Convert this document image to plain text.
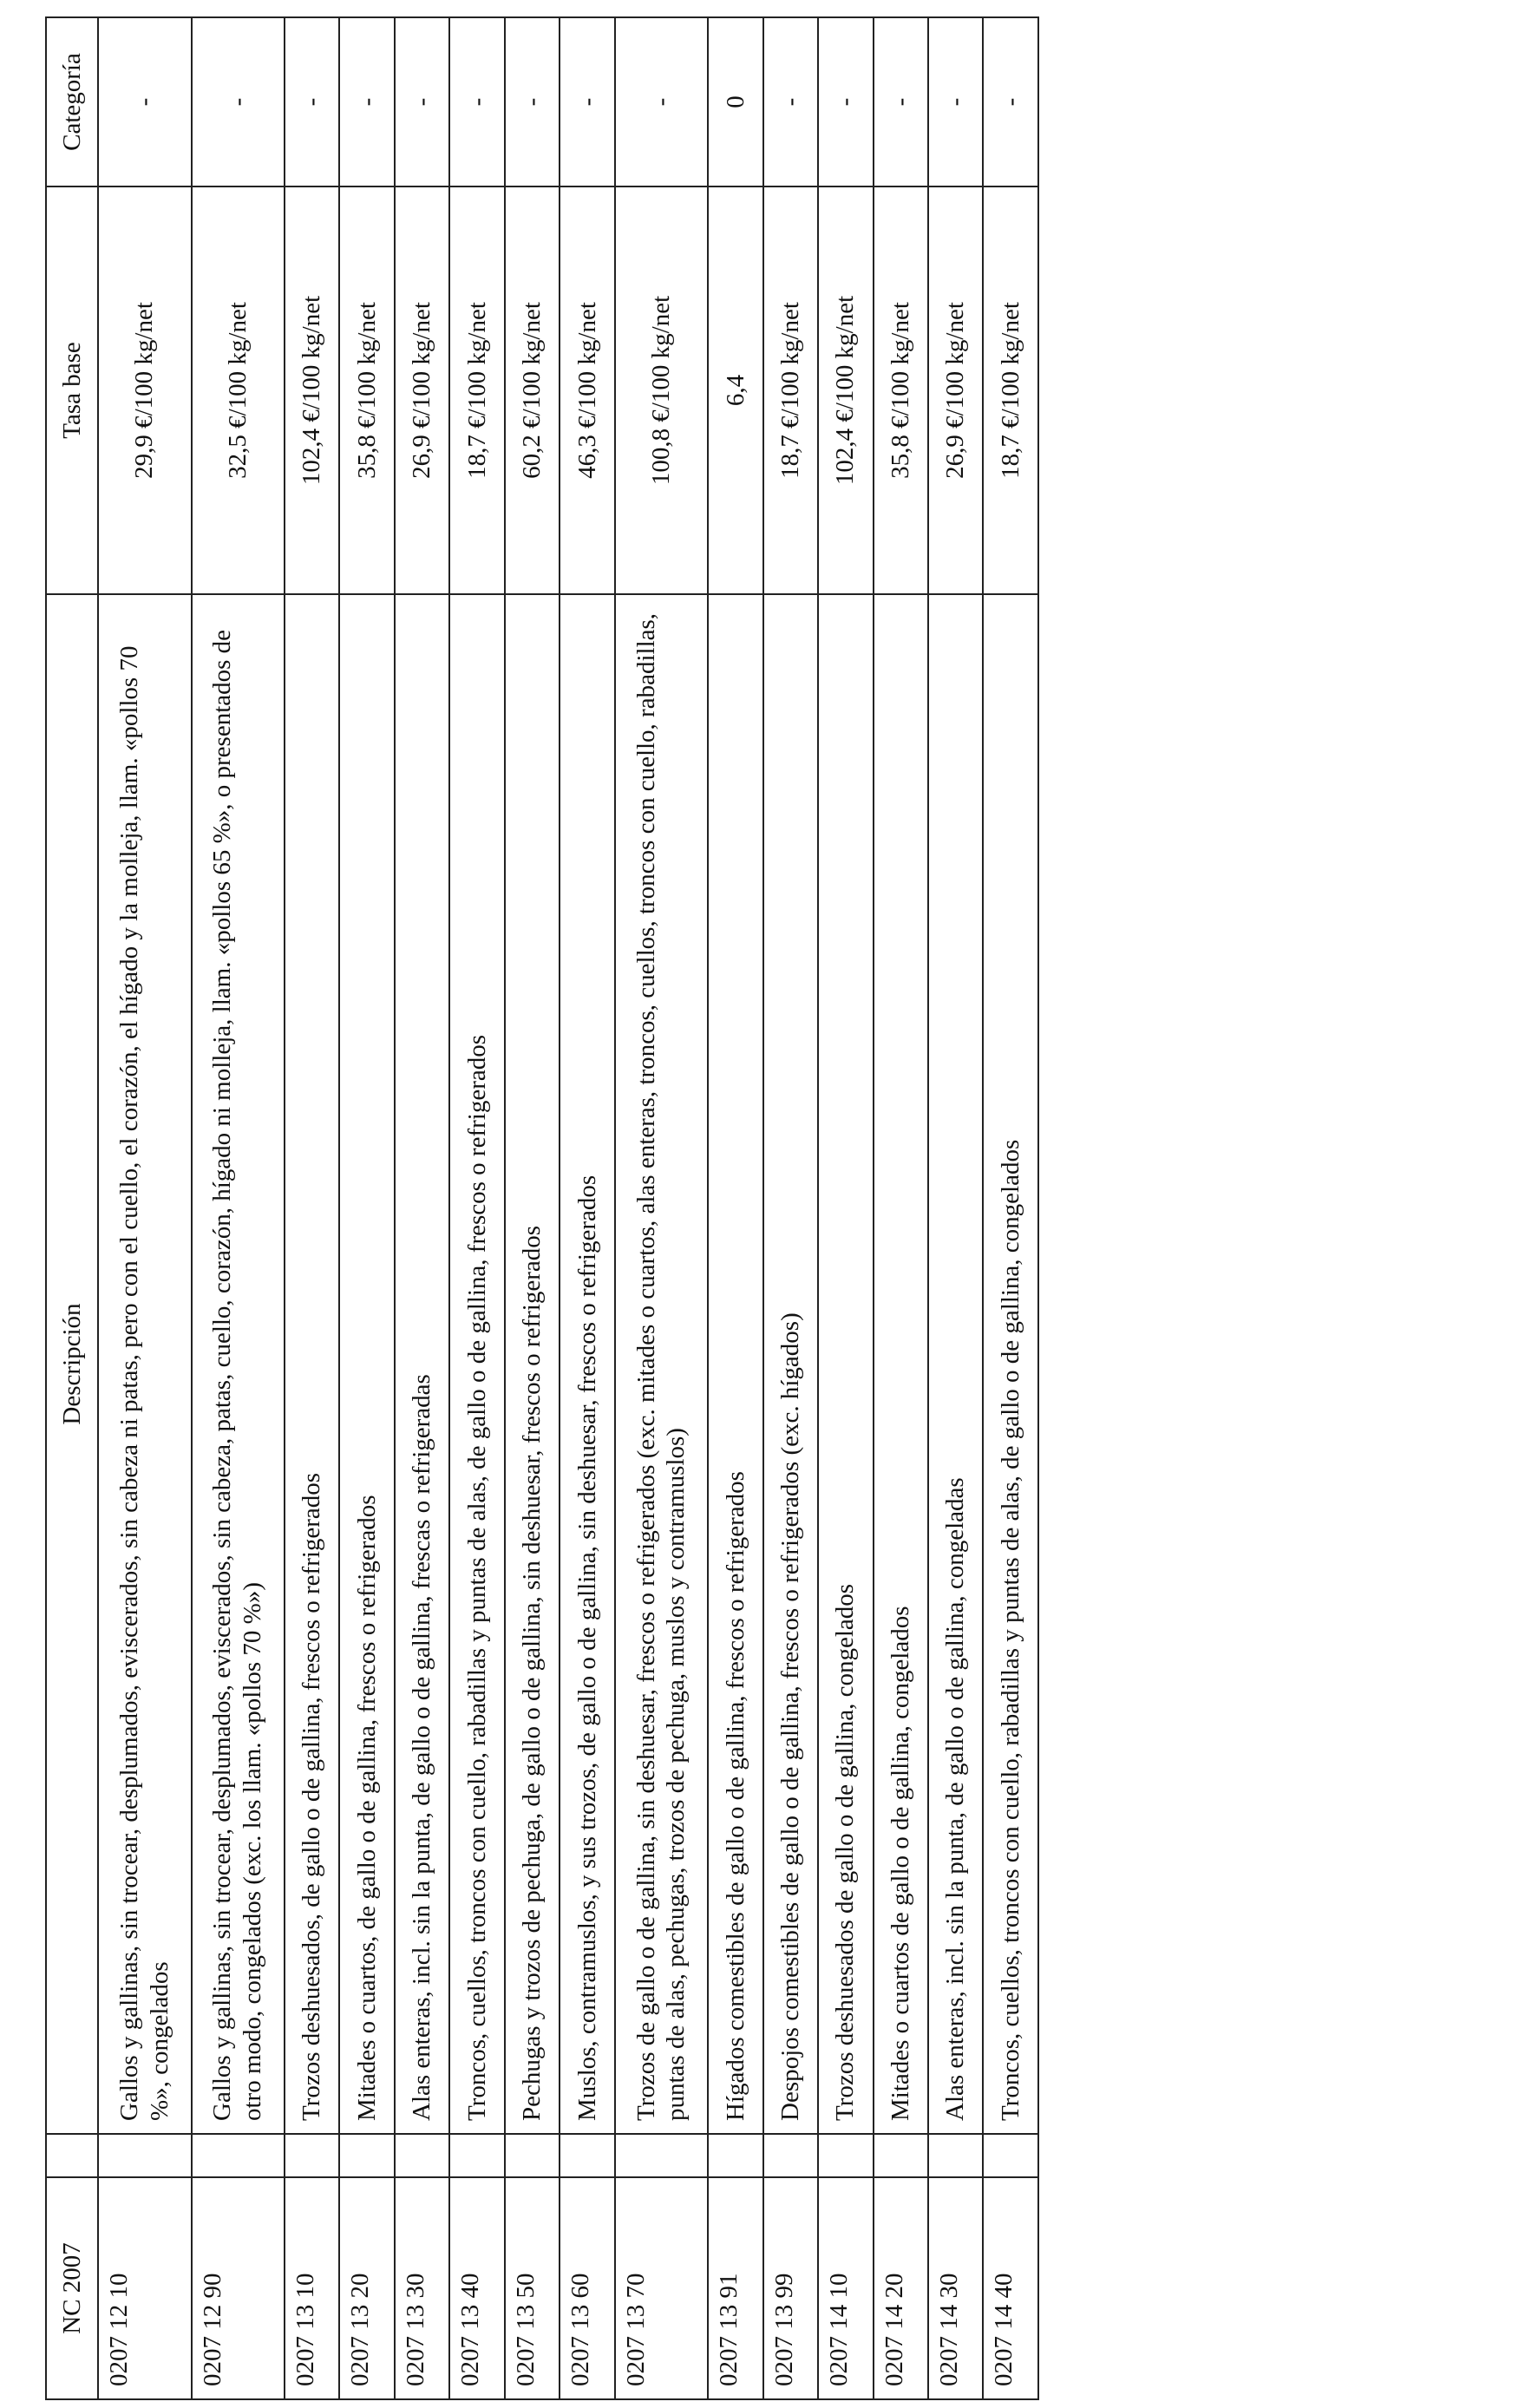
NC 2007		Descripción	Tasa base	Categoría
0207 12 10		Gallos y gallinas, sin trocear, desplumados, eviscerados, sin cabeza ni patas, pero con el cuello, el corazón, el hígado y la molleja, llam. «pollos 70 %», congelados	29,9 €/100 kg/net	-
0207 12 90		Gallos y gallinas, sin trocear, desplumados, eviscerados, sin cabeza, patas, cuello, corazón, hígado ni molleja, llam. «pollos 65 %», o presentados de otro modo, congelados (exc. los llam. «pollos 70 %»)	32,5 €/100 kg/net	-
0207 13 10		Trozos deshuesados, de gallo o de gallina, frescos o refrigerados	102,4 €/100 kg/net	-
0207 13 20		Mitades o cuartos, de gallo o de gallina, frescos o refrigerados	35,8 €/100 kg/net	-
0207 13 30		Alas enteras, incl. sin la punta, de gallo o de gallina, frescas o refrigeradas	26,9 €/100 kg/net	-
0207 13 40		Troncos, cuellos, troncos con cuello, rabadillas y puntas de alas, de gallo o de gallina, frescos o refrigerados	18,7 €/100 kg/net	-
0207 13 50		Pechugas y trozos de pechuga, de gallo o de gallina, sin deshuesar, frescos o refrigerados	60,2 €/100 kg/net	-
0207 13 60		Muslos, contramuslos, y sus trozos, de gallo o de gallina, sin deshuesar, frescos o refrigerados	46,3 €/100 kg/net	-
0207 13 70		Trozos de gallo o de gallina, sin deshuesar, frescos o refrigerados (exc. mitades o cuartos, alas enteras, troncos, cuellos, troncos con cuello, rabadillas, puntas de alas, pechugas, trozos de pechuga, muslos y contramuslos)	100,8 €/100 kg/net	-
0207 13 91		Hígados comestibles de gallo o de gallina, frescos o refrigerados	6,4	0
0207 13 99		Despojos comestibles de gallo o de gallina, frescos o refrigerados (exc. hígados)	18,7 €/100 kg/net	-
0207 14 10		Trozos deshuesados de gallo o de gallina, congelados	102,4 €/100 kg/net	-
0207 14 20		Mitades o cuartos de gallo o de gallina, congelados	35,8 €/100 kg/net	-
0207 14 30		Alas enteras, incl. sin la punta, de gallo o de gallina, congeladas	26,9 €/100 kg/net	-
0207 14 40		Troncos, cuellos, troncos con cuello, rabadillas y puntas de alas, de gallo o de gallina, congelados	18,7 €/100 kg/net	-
################
### [GIVEN TASK]
Pick out the lines that include the word "comestibles" and write them out.

### [WORKED ANSWER]
0207 13 91		Hígados comestibles de gallo o de gallina, frescos o refrigerados	6,4	0
0207 13 99		Despojos comestibles de gallo o de gallina, frescos o refrigerados (exc. hígados)	18,7 €/100 kg/net	-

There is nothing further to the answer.